> TASK INSTRUCTIONS
Extract the lines that carry the string "целью" from the listing.
:: DATA EXTRACT ::
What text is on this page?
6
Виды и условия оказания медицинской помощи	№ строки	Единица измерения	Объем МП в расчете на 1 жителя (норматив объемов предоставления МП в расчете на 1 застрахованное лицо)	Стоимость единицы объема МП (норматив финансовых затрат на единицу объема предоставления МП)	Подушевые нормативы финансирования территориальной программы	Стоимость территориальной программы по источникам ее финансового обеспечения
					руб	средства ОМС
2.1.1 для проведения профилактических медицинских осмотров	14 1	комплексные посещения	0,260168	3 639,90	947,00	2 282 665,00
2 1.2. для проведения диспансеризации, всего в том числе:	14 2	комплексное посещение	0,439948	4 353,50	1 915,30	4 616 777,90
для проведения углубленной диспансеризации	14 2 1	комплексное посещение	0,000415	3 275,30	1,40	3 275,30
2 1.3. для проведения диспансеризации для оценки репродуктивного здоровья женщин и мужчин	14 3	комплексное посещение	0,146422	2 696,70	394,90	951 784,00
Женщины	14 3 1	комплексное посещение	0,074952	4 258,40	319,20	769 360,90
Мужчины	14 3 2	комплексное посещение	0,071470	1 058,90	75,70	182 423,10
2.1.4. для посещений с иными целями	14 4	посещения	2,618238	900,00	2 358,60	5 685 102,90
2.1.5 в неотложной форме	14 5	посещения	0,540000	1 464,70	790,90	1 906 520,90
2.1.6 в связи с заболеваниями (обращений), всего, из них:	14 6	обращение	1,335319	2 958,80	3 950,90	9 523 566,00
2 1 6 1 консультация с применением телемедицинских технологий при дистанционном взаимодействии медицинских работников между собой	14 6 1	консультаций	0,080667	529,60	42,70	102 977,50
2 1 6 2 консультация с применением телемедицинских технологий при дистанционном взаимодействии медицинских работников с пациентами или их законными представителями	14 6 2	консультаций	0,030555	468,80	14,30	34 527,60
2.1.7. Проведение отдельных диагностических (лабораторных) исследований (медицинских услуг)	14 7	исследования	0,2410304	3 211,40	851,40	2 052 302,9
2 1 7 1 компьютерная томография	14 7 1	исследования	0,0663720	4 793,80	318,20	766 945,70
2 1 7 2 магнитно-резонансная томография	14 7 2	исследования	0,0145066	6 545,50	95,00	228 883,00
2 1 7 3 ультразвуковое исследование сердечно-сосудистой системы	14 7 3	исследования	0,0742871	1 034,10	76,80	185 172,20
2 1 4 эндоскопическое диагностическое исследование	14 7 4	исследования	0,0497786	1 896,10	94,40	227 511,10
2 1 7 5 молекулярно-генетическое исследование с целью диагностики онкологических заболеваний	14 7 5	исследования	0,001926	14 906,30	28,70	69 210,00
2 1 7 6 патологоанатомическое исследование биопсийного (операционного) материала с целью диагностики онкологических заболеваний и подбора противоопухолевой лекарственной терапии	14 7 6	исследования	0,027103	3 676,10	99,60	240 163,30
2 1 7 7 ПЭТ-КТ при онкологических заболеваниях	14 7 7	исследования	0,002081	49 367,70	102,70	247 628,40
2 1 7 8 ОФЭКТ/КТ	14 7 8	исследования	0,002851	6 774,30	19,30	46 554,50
:::
> SOLUTION FOR THIS PROBLEM
2 1 7 5 молекулярно-генетическое исследование с целью диагностики онкологических заболеваний	14 7 5	исследования	0,001926	14 906,30	28,70	69 210,00
2 1 7 6 патологоанатомическое исследование биопсийного (операционного) материала с целью диагностики онкологических заболеваний и подбора противоопухолевой лекарственной терапии	14 7 6	исследования	0,027103	3 676,10	99,60	240 163,30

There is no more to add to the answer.